[BEGIN Listed records]

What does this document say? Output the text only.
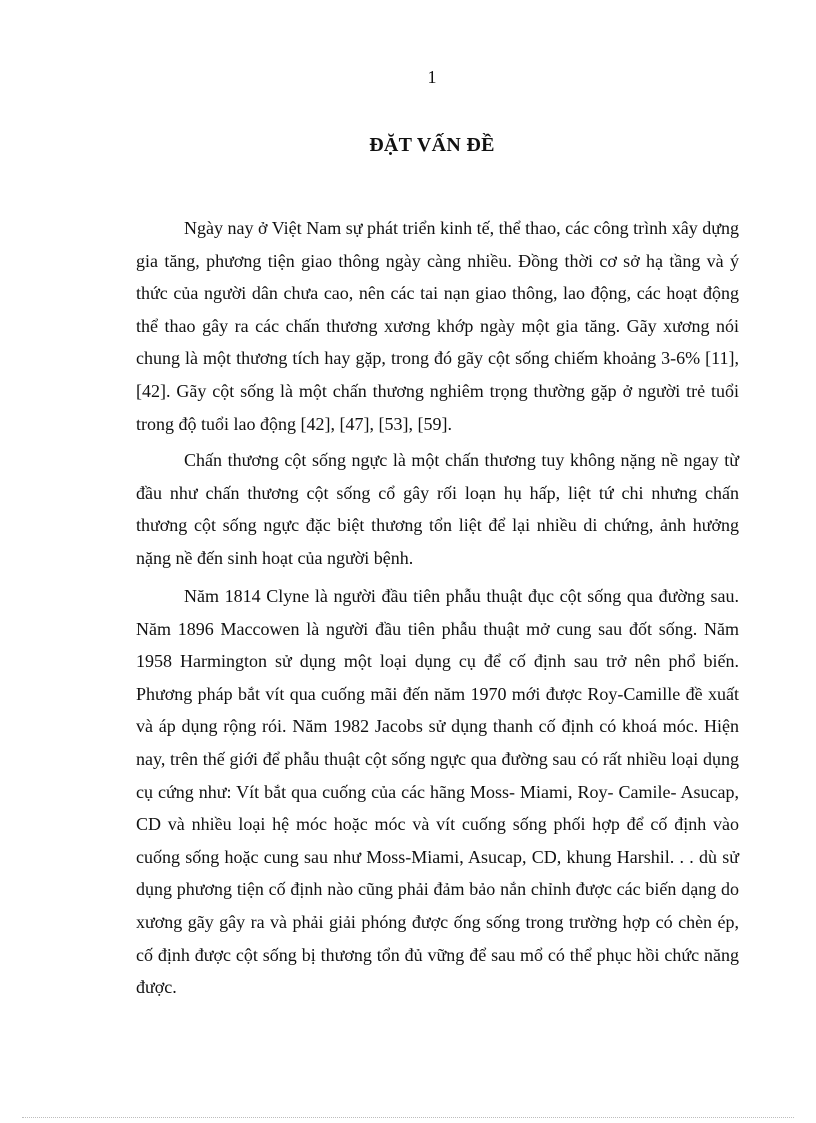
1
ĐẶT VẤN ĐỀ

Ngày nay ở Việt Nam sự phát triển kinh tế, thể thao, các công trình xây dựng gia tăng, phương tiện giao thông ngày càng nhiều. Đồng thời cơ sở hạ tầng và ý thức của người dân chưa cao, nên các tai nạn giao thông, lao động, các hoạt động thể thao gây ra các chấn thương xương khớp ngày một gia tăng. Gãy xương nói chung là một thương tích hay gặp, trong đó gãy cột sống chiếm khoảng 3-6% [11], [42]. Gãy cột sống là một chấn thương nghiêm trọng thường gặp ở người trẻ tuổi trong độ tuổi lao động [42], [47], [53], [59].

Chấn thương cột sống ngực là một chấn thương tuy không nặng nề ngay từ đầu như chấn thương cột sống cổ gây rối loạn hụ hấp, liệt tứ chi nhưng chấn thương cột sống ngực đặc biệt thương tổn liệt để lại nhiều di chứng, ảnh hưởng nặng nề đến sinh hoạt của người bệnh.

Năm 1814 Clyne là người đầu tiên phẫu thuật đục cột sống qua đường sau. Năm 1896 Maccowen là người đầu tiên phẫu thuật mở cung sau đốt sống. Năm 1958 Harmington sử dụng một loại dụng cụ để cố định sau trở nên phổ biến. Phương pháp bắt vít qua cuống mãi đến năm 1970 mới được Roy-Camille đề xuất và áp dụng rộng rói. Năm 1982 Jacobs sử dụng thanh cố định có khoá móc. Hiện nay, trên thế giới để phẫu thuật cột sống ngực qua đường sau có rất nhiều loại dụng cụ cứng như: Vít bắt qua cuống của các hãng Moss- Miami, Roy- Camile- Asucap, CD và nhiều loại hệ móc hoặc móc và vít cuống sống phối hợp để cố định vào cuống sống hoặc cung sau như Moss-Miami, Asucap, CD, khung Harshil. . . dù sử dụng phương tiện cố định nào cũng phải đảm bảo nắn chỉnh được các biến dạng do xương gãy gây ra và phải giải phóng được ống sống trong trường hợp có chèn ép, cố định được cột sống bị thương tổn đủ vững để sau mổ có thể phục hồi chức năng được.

[END Listed records]
[BEGIN Listed records]

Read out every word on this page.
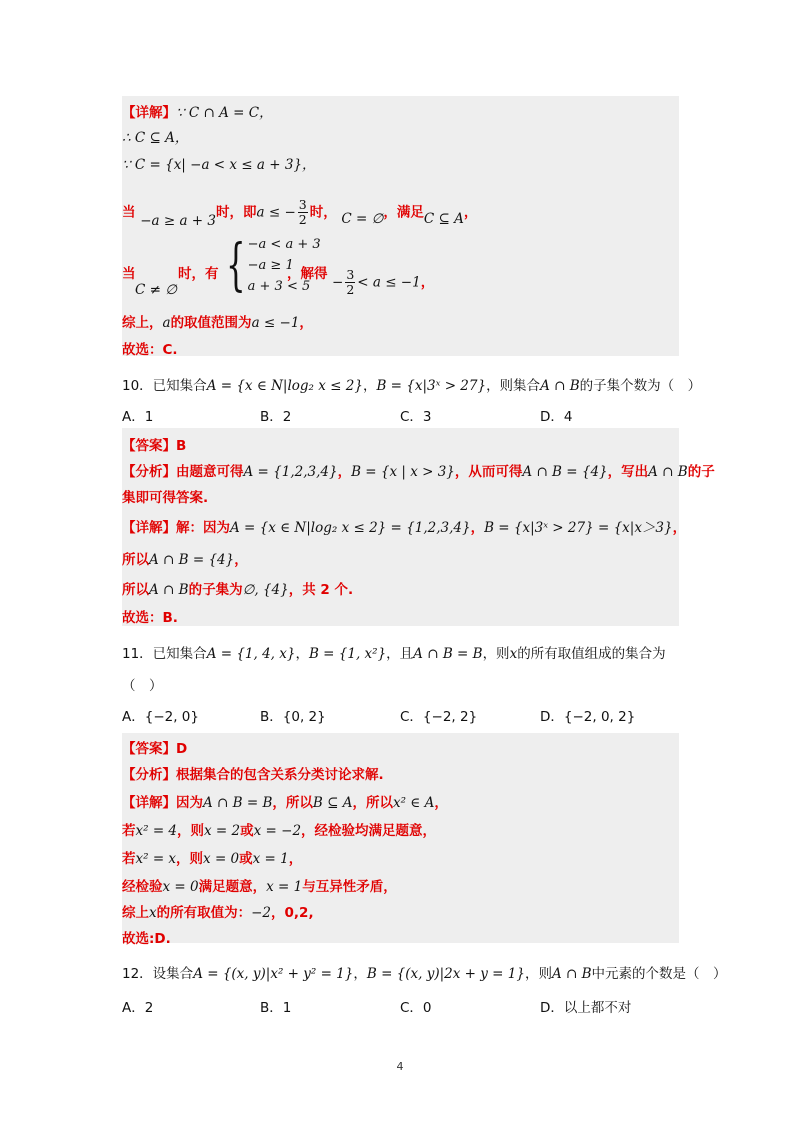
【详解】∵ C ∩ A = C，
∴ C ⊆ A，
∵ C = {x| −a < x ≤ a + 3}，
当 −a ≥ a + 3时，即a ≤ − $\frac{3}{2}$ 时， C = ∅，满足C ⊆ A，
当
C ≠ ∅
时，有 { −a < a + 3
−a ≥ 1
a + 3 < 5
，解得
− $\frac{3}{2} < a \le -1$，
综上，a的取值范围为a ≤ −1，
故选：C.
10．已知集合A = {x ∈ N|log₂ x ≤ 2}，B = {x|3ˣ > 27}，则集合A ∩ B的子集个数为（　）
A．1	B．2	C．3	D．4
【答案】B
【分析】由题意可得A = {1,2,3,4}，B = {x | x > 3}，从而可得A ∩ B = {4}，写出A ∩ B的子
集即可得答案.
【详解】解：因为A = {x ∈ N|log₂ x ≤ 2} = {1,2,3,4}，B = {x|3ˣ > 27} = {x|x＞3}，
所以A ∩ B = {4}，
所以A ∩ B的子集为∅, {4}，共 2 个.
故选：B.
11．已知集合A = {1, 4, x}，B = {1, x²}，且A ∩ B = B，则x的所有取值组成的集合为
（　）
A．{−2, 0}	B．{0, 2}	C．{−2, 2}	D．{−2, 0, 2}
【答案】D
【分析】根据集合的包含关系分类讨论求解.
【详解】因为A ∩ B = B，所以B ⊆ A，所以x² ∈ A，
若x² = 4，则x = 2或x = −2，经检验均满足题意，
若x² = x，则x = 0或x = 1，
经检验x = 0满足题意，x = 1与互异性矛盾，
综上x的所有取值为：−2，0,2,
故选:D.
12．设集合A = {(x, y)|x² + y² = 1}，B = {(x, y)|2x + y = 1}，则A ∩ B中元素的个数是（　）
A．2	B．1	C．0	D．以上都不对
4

[END Listed records]
[BEGIN Listed records]

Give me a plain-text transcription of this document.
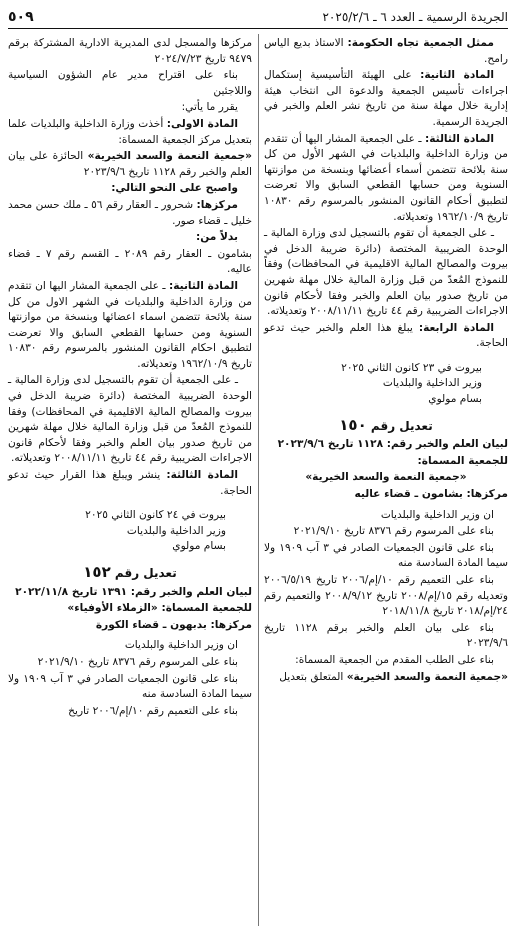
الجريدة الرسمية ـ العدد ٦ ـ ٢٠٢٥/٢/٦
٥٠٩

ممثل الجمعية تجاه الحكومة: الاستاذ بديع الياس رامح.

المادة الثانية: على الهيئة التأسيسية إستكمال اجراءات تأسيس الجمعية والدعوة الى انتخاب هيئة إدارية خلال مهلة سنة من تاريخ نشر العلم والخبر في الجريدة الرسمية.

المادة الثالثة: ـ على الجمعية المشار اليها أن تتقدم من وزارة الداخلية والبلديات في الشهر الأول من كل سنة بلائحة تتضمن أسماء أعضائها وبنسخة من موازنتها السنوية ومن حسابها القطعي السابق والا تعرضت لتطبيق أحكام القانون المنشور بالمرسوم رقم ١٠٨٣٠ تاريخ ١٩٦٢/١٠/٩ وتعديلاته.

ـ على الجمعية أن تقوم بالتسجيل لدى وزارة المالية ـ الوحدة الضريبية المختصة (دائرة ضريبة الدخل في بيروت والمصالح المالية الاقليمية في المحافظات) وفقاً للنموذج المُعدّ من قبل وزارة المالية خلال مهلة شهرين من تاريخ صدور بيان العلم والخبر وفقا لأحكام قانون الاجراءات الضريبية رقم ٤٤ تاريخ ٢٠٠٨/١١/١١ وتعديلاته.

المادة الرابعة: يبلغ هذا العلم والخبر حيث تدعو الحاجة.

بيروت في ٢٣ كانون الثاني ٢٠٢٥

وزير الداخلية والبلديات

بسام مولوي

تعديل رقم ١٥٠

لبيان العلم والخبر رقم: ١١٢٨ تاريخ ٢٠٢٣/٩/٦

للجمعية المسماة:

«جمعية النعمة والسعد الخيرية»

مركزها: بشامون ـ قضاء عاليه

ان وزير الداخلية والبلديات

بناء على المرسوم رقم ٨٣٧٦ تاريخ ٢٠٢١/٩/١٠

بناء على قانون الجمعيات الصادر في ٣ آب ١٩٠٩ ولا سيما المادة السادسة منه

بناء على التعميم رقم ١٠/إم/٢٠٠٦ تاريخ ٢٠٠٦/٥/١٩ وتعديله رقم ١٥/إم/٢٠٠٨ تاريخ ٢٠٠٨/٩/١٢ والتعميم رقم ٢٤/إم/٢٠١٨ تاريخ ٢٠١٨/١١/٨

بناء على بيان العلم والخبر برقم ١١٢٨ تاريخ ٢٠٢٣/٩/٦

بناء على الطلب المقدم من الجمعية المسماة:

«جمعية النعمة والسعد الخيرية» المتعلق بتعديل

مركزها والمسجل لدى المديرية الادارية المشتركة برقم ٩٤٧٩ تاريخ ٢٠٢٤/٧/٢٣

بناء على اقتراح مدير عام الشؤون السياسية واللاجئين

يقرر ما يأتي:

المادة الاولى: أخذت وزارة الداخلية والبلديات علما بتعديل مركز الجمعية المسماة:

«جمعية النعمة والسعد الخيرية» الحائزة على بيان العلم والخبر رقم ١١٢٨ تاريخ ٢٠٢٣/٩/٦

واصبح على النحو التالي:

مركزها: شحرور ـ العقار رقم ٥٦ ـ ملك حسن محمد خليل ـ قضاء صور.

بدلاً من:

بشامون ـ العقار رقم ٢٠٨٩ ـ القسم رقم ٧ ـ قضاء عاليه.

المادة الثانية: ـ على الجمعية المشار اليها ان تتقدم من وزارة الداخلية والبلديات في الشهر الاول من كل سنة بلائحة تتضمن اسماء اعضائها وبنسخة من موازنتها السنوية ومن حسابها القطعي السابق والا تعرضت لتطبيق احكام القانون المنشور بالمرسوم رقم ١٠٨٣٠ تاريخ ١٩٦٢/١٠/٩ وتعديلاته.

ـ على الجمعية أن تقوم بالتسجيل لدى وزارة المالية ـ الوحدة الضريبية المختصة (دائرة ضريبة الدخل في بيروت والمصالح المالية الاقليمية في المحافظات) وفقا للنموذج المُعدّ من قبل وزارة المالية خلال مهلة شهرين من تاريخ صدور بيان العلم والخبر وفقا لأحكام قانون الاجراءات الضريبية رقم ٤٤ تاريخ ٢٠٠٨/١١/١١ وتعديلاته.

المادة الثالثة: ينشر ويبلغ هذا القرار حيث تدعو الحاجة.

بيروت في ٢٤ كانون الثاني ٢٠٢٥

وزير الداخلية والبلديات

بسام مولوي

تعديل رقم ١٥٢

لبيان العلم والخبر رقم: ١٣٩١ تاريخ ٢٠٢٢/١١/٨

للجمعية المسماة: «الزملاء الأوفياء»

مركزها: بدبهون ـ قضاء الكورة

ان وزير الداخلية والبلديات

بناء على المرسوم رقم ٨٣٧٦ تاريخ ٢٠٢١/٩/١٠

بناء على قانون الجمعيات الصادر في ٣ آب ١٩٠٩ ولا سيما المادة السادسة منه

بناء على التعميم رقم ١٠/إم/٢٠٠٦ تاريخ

[END Listed records]

* Given problem: Reproduce every line of the listing above in which the string "برقم" appears.

* Correct result:
بناء على بيان العلم والخبر برقم ١١٢٨ تاريخ ٢٠٢٣/٩/٦
مركزها والمسجل لدى المديرية الادارية المشتركة برقم ٩٤٧٩ تاريخ ٢٠٢٤/٧/٢٣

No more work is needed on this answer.